§ Exercise
Give back each entry unchanged, minus pictures.

— Begin Task input —

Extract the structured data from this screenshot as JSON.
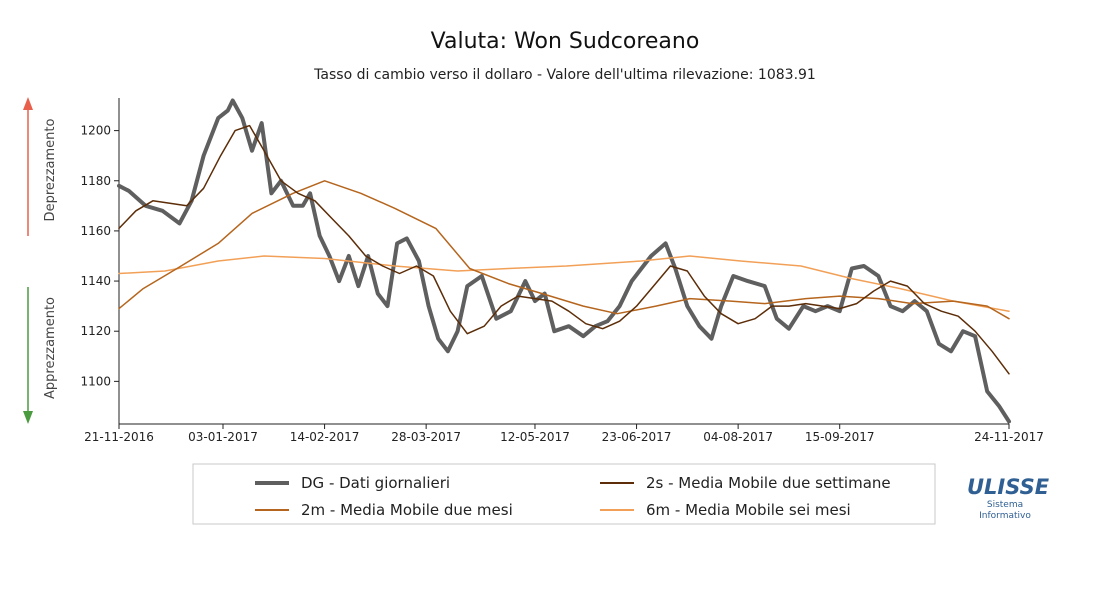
{
  "chart_data": {
    "type": "line",
    "title": "Valuta: Won Sudcoreano",
    "subtitle": "Tasso di cambio verso il dollaro - Valore dell'ultima rilevazione: 1083.91",
    "ylim": [
      1083,
      1213
    ],
    "yticks": [
      1100,
      1120,
      1140,
      1160,
      1180,
      1200
    ],
    "xlim": [
      "2016-11-21",
      "2017-11-24"
    ],
    "xticks": [
      "21-11-2016",
      "03-01-2017",
      "14-02-2017",
      "28-03-2017",
      "12-05-2017",
      "23-06-2017",
      "04-08-2017",
      "15-09-2017",
      "24-11-2017"
    ],
    "side_labels": {
      "up": "Deprezzamento",
      "down": "Apprezzamento"
    },
    "colors": {
      "up_arrow": "#e8604c",
      "down_arrow": "#4a9a3f"
    },
    "grid": false,
    "legend_position": "bottom",
    "series": [
      {
        "name": "DG - Dati giornalieri",
        "color": "#5f5f5f",
        "width": 4,
        "x": [
          "2016-11-21",
          "2016-11-25",
          "2016-12-02",
          "2016-12-09",
          "2016-12-16",
          "2016-12-21",
          "2016-12-26",
          "2017-01-01",
          "2017-01-05",
          "2017-01-07",
          "2017-01-11",
          "2017-01-15",
          "2017-01-19",
          "2017-01-23",
          "2017-01-27",
          "2017-02-01",
          "2017-02-05",
          "2017-02-08",
          "2017-02-12",
          "2017-02-16",
          "2017-02-20",
          "2017-02-24",
          "2017-02-28",
          "2017-03-04",
          "2017-03-08",
          "2017-03-12",
          "2017-03-16",
          "2017-03-20",
          "2017-03-25",
          "2017-03-29",
          "2017-04-02",
          "2017-04-06",
          "2017-04-10",
          "2017-04-14",
          "2017-04-20",
          "2017-04-26",
          "2017-05-02",
          "2017-05-08",
          "2017-05-12",
          "2017-05-16",
          "2017-05-20",
          "2017-05-26",
          "2017-06-01",
          "2017-06-06",
          "2017-06-11",
          "2017-06-16",
          "2017-06-21",
          "2017-06-25",
          "2017-06-29",
          "2017-07-05",
          "2017-07-09",
          "2017-07-14",
          "2017-07-19",
          "2017-07-24",
          "2017-07-28",
          "2017-08-02",
          "2017-08-08",
          "2017-08-15",
          "2017-08-20",
          "2017-08-25",
          "2017-08-31",
          "2017-09-05",
          "2017-09-10",
          "2017-09-15",
          "2017-09-20",
          "2017-09-25",
          "2017-10-01",
          "2017-10-06",
          "2017-10-11",
          "2017-10-16",
          "2017-10-21",
          "2017-10-26",
          "2017-10-31",
          "2017-11-05",
          "2017-11-10",
          "2017-11-15",
          "2017-11-20",
          "2017-11-24"
        ],
        "values": [
          1178,
          1176,
          1170,
          1168,
          1163,
          1172,
          1190,
          1205,
          1208,
          1212,
          1205,
          1192,
          1203,
          1175,
          1180,
          1170,
          1170,
          1175,
          1158,
          1150,
          1140,
          1150,
          1138,
          1150,
          1135,
          1130,
          1155,
          1157,
          1148,
          1130,
          1117,
          1112,
          1120,
          1138,
          1142,
          1125,
          1128,
          1140,
          1132,
          1135,
          1120,
          1122,
          1118,
          1122,
          1124,
          1130,
          1140,
          1145,
          1150,
          1155,
          1145,
          1130,
          1122,
          1117,
          1130,
          1142,
          1140,
          1138,
          1125,
          1121,
          1130,
          1128,
          1130,
          1128,
          1145,
          1146,
          1142,
          1130,
          1128,
          1132,
          1128,
          1115,
          1112,
          1120,
          1118,
          1096,
          1090,
          1084
        ]
      },
      {
        "name": "2s - Media Mobile due settimane",
        "color": "#5c2d08",
        "width": 1.5,
        "x": [
          "2016-11-21",
          "2016-11-28",
          "2016-12-05",
          "2016-12-12",
          "2016-12-19",
          "2016-12-26",
          "2017-01-02",
          "2017-01-08",
          "2017-01-14",
          "2017-01-20",
          "2017-01-27",
          "2017-02-03",
          "2017-02-10",
          "2017-02-17",
          "2017-02-24",
          "2017-03-03",
          "2017-03-10",
          "2017-03-17",
          "2017-03-24",
          "2017-03-31",
          "2017-04-07",
          "2017-04-14",
          "2017-04-21",
          "2017-04-28",
          "2017-05-05",
          "2017-05-12",
          "2017-05-19",
          "2017-05-26",
          "2017-06-02",
          "2017-06-09",
          "2017-06-16",
          "2017-06-23",
          "2017-06-30",
          "2017-07-07",
          "2017-07-14",
          "2017-07-21",
          "2017-07-28",
          "2017-08-04",
          "2017-08-11",
          "2017-08-18",
          "2017-08-25",
          "2017-09-01",
          "2017-09-08",
          "2017-09-15",
          "2017-09-22",
          "2017-09-29",
          "2017-10-06",
          "2017-10-13",
          "2017-10-20",
          "2017-10-27",
          "2017-11-03",
          "2017-11-10",
          "2017-11-17",
          "2017-11-24"
        ],
        "values": [
          1161,
          1168,
          1172,
          1171,
          1170,
          1177,
          1190,
          1200,
          1202,
          1192,
          1180,
          1175,
          1172,
          1165,
          1158,
          1150,
          1146,
          1143,
          1146,
          1142,
          1128,
          1119,
          1122,
          1130,
          1134,
          1133,
          1132,
          1128,
          1123,
          1121,
          1124,
          1130,
          1138,
          1146,
          1144,
          1134,
          1127,
          1123,
          1125,
          1130,
          1130,
          1131,
          1130,
          1129,
          1131,
          1136,
          1140,
          1138,
          1131,
          1128,
          1126,
          1120,
          1112,
          1103
        ]
      },
      {
        "name": "2m - Media Mobile due mesi",
        "color": "#b5651d",
        "width": 1.5,
        "x": [
          "2016-11-21",
          "2016-12-01",
          "2016-12-15",
          "2017-01-01",
          "2017-01-15",
          "2017-02-01",
          "2017-02-14",
          "2017-03-01",
          "2017-03-15",
          "2017-04-01",
          "2017-04-15",
          "2017-05-01",
          "2017-05-15",
          "2017-06-01",
          "2017-06-15",
          "2017-07-01",
          "2017-07-15",
          "2017-08-01",
          "2017-08-15",
          "2017-09-01",
          "2017-09-15",
          "2017-10-01",
          "2017-10-15",
          "2017-11-01",
          "2017-11-15",
          "2017-11-24"
        ],
        "values": [
          1129,
          1137,
          1145,
          1155,
          1167,
          1175,
          1180,
          1175,
          1169,
          1161,
          1145,
          1139,
          1135,
          1130,
          1127,
          1130,
          1133,
          1132,
          1131,
          1133,
          1134,
          1133,
          1131,
          1132,
          1130,
          1125
        ]
      },
      {
        "name": "6m - Media Mobile sei mesi",
        "color": "#f2a057",
        "width": 1.5,
        "x": [
          "2016-11-21",
          "2016-12-10",
          "2017-01-01",
          "2017-01-20",
          "2017-02-14",
          "2017-03-15",
          "2017-04-10",
          "2017-05-01",
          "2017-05-25",
          "2017-06-25",
          "2017-07-15",
          "2017-08-05",
          "2017-08-30",
          "2017-09-20",
          "2017-10-10",
          "2017-11-01",
          "2017-11-24"
        ],
        "values": [
          1143,
          1144,
          1148,
          1150,
          1149,
          1146,
          1144,
          1145,
          1146,
          1148,
          1150,
          1148,
          1146,
          1141,
          1137,
          1132,
          1128
        ]
      }
    ]
  },
  "logo": {
    "name": "ULISSE",
    "tagline_1": "Sistema",
    "tagline_2": "Informativo"
  }
}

— End Task input —

§ Result
Extract the structured data from this screenshot as JSON.
{
  "chart_data": {
    "type": "line",
    "title": "Valuta: Won Sudcoreano",
    "subtitle": "Tasso di cambio verso il dollaro - Valore dell'ultima rilevazione: 1083.91",
    "ylim": [
      1083,
      1213
    ],
    "yticks": [
      1100,
      1120,
      1140,
      1160,
      1180,
      1200
    ],
    "xlim": [
      "2016-11-21",
      "2017-11-24"
    ],
    "xticks": [
      "21-11-2016",
      "03-01-2017",
      "14-02-2017",
      "28-03-2017",
      "12-05-2017",
      "23-06-2017",
      "04-08-2017",
      "15-09-2017",
      "24-11-2017"
    ],
    "side_labels": {
      "up": "Deprezzamento",
      "down": "Apprezzamento"
    },
    "colors": {
      "up_arrow": "#e8604c",
      "down_arrow": "#4a9a3f"
    },
    "grid": false,
    "legend_position": "bottom",
    "series": [
      {
        "name": "DG - Dati giornalieri",
        "color": "#5f5f5f",
        "width": 4,
        "x": [
          "2016-11-21",
          "2016-11-25",
          "2016-12-02",
          "2016-12-09",
          "2016-12-16",
          "2016-12-21",
          "2016-12-26",
          "2017-01-01",
          "2017-01-05",
          "2017-01-07",
          "2017-01-11",
          "2017-01-15",
          "2017-01-19",
          "2017-01-23",
          "2017-01-27",
          "2017-02-01",
          "2017-02-05",
          "2017-02-08",
          "2017-02-12",
          "2017-02-16",
          "2017-02-20",
          "2017-02-24",
          "2017-02-28",
          "2017-03-04",
          "2017-03-08",
          "2017-03-12",
          "2017-03-16",
          "2017-03-20",
          "2017-03-25",
          "2017-03-29",
          "2017-04-02",
          "2017-04-06",
          "2017-04-10",
          "2017-04-14",
          "2017-04-20",
          "2017-04-26",
          "2017-05-02",
          "2017-05-08",
          "2017-05-12",
          "2017-05-16",
          "2017-05-20",
          "2017-05-26",
          "2017-06-01",
          "2017-06-06",
          "2017-06-11",
          "2017-06-16",
          "2017-06-21",
          "2017-06-25",
          "2017-06-29",
          "2017-07-05",
          "2017-07-09",
          "2017-07-14",
          "2017-07-19",
          "2017-07-24",
          "2017-07-28",
          "2017-08-02",
          "2017-08-08",
          "2017-08-15",
          "2017-08-20",
          "2017-08-25",
          "2017-08-31",
          "2017-09-05",
          "2017-09-10",
          "2017-09-15",
          "2017-09-20",
          "2017-09-25",
          "2017-10-01",
          "2017-10-06",
          "2017-10-11",
          "2017-10-16",
          "2017-10-21",
          "2017-10-26",
          "2017-10-31",
          "2017-11-05",
          "2017-11-10",
          "2017-11-15",
          "2017-11-20",
          "2017-11-24"
        ],
        "values": [
          1178,
          1176,
          1170,
          1168,
          1163,
          1172,
          1190,
          1205,
          1208,
          1212,
          1205,
          1192,
          1203,
          1175,
          1180,
          1170,
          1170,
          1175,
          1158,
          1150,
          1140,
          1150,
          1138,
          1150,
          1135,
          1130,
          1155,
          1157,
          1148,
          1130,
          1117,
          1112,
          1120,
          1138,
          1142,
          1125,
          1128,
          1140,
          1132,
          1135,
          1120,
          1122,
          1118,
          1122,
          1124,
          1130,
          1140,
          1145,
          1150,
          1155,
          1145,
          1130,
          1122,
          1117,
          1130,
          1142,
          1140,
          1138,
          1125,
          1121,
          1130,
          1128,
          1130,
          1128,
          1145,
          1146,
          1142,
          1130,
          1128,
          1132,
          1128,
          1115,
          1112,
          1120,
          1118,
          1096,
          1090,
          1084
        ]
      },
      {
        "name": "2s - Media Mobile due settimane",
        "color": "#5c2d08",
        "width": 1.5,
        "x": [
          "2016-11-21",
          "2016-11-28",
          "2016-12-05",
          "2016-12-12",
          "2016-12-19",
          "2016-12-26",
          "2017-01-02",
          "2017-01-08",
          "2017-01-14",
          "2017-01-20",
          "2017-01-27",
          "2017-02-03",
          "2017-02-10",
          "2017-02-17",
          "2017-02-24",
          "2017-03-03",
          "2017-03-10",
          "2017-03-17",
          "2017-03-24",
          "2017-03-31",
          "2017-04-07",
          "2017-04-14",
          "2017-04-21",
          "2017-04-28",
          "2017-05-05",
          "2017-05-12",
          "2017-05-19",
          "2017-05-26",
          "2017-06-02",
          "2017-06-09",
          "2017-06-16",
          "2017-06-23",
          "2017-06-30",
          "2017-07-07",
          "2017-07-14",
          "2017-07-21",
          "2017-07-28",
          "2017-08-04",
          "2017-08-11",
          "2017-08-18",
          "2017-08-25",
          "2017-09-01",
          "2017-09-08",
          "2017-09-15",
          "2017-09-22",
          "2017-09-29",
          "2017-10-06",
          "2017-10-13",
          "2017-10-20",
          "2017-10-27",
          "2017-11-03",
          "2017-11-10",
          "2017-11-17",
          "2017-11-24"
        ],
        "values": [
          1161,
          1168,
          1172,
          1171,
          1170,
          1177,
          1190,
          1200,
          1202,
          1192,
          1180,
          1175,
          1172,
          1165,
          1158,
          1150,
          1146,
          1143,
          1146,
          1142,
          1128,
          1119,
          1122,
          1130,
          1134,
          1133,
          1132,
          1128,
          1123,
          1121,
          1124,
          1130,
          1138,
          1146,
          1144,
          1134,
          1127,
          1123,
          1125,
          1130,
          1130,
          1131,
          1130,
          1129,
          1131,
          1136,
          1140,
          1138,
          1131,
          1128,
          1126,
          1120,
          1112,
          1103
        ]
      },
      {
        "name": "2m - Media Mobile due mesi",
        "color": "#b5651d",
        "width": 1.5,
        "x": [
          "2016-11-21",
          "2016-12-01",
          "2016-12-15",
          "2017-01-01",
          "2017-01-15",
          "2017-02-01",
          "2017-02-14",
          "2017-03-01",
          "2017-03-15",
          "2017-04-01",
          "2017-04-15",
          "2017-05-01",
          "2017-05-15",
          "2017-06-01",
          "2017-06-15",
          "2017-07-01",
          "2017-07-15",
          "2017-08-01",
          "2017-08-15",
          "2017-09-01",
          "2017-09-15",
          "2017-10-01",
          "2017-10-15",
          "2017-11-01",
          "2017-11-15",
          "2017-11-24"
        ],
        "values": [
          1129,
          1137,
          1145,
          1155,
          1167,
          1175,
          1180,
          1175,
          1169,
          1161,
          1145,
          1139,
          1135,
          1130,
          1127,
          1130,
          1133,
          1132,
          1131,
          1133,
          1134,
          1133,
          1131,
          1132,
          1130,
          1125
        ]
      },
      {
        "name": "6m - Media Mobile sei mesi",
        "color": "#f2a057",
        "width": 1.5,
        "x": [
          "2016-11-21",
          "2016-12-10",
          "2017-01-01",
          "2017-01-20",
          "2017-02-14",
          "2017-03-15",
          "2017-04-10",
          "2017-05-01",
          "2017-05-25",
          "2017-06-25",
          "2017-07-15",
          "2017-08-05",
          "2017-08-30",
          "2017-09-20",
          "2017-10-10",
          "2017-11-01",
          "2017-11-24"
        ],
        "values": [
          1143,
          1144,
          1148,
          1150,
          1149,
          1146,
          1144,
          1145,
          1146,
          1148,
          1150,
          1148,
          1146,
          1141,
          1137,
          1132,
          1128
        ]
      }
    ]
  },
  "logo": {
    "name": "ULISSE",
    "tagline_1": "Sistema",
    "tagline_2": "Informativo"
  }
}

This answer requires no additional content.